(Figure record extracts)
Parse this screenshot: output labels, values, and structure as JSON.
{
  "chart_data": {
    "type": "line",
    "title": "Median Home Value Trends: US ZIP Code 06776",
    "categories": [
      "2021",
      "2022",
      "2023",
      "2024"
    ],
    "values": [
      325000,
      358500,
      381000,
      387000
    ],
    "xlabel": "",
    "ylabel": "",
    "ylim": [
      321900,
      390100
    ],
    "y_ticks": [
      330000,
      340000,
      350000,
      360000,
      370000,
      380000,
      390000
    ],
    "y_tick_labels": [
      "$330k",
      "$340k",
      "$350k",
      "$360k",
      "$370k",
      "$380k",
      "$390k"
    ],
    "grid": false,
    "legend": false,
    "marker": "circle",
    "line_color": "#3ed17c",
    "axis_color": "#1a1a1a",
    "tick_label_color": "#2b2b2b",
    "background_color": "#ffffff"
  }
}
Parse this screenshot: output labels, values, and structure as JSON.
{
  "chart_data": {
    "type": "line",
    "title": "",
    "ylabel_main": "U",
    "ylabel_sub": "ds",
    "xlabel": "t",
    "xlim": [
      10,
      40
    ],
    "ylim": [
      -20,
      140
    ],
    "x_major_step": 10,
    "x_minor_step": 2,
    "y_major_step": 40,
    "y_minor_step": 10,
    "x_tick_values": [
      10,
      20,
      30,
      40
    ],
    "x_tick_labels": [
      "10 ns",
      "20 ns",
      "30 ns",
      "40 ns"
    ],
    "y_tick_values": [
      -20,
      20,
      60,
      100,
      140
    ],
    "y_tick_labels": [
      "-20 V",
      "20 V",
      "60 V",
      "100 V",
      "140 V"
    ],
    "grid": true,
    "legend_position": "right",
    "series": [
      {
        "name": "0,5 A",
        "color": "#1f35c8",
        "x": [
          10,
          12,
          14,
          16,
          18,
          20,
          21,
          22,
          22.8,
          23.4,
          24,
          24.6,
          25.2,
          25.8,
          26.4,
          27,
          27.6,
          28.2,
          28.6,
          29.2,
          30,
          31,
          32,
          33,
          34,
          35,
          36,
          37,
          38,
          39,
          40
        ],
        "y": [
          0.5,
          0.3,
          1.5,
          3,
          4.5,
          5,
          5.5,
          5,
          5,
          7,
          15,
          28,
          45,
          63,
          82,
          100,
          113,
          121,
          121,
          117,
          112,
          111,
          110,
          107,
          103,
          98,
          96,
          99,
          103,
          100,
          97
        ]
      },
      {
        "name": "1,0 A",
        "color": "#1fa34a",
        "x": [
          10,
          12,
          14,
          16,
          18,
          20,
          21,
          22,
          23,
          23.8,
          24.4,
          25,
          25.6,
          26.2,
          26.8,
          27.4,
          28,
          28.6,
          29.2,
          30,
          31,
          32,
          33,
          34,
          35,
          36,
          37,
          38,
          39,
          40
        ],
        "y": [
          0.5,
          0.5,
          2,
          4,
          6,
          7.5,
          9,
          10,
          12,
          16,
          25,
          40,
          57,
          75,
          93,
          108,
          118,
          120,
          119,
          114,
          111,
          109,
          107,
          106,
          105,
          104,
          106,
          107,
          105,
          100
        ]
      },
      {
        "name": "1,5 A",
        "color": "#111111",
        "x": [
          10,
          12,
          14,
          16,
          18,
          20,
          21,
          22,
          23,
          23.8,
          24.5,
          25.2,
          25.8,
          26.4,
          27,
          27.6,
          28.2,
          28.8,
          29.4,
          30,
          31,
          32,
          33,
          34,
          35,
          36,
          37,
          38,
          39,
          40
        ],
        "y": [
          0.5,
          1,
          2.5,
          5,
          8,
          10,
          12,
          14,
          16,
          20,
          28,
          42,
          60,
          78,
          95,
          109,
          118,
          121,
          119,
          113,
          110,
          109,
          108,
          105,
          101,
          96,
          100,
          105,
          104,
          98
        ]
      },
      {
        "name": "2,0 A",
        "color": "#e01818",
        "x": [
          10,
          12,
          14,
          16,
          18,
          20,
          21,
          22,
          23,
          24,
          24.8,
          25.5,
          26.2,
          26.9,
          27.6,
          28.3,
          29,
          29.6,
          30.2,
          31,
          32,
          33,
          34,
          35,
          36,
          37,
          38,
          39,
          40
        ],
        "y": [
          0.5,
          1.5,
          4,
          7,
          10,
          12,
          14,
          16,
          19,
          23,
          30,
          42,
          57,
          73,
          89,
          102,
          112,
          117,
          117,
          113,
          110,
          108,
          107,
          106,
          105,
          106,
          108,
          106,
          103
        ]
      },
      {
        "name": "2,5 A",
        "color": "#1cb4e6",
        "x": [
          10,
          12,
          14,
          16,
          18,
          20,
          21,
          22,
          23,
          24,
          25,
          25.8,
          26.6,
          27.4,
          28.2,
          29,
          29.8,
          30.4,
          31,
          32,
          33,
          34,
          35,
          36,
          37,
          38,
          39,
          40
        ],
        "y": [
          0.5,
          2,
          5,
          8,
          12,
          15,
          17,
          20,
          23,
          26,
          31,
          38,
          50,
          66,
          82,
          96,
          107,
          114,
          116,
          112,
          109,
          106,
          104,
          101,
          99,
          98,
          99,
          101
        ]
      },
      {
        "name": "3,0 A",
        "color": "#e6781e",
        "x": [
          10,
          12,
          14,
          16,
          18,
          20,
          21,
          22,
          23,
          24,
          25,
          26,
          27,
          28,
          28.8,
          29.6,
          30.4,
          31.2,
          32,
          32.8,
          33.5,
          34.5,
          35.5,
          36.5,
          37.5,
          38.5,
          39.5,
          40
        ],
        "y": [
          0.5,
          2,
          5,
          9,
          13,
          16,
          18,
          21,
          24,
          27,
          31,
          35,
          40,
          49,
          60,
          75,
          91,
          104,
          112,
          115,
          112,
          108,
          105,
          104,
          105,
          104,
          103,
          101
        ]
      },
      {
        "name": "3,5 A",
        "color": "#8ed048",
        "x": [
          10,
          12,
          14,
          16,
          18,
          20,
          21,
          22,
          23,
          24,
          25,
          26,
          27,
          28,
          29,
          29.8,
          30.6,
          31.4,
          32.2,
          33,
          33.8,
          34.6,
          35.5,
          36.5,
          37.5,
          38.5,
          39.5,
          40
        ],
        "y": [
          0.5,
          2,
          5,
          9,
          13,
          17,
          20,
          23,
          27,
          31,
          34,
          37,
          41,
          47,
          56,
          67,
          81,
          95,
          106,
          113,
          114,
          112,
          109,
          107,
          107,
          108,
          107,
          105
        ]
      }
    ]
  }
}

Brief ▸
Determine how many lines contain the word "name" and reply with that number alone.

Solution to the exercise ▸
7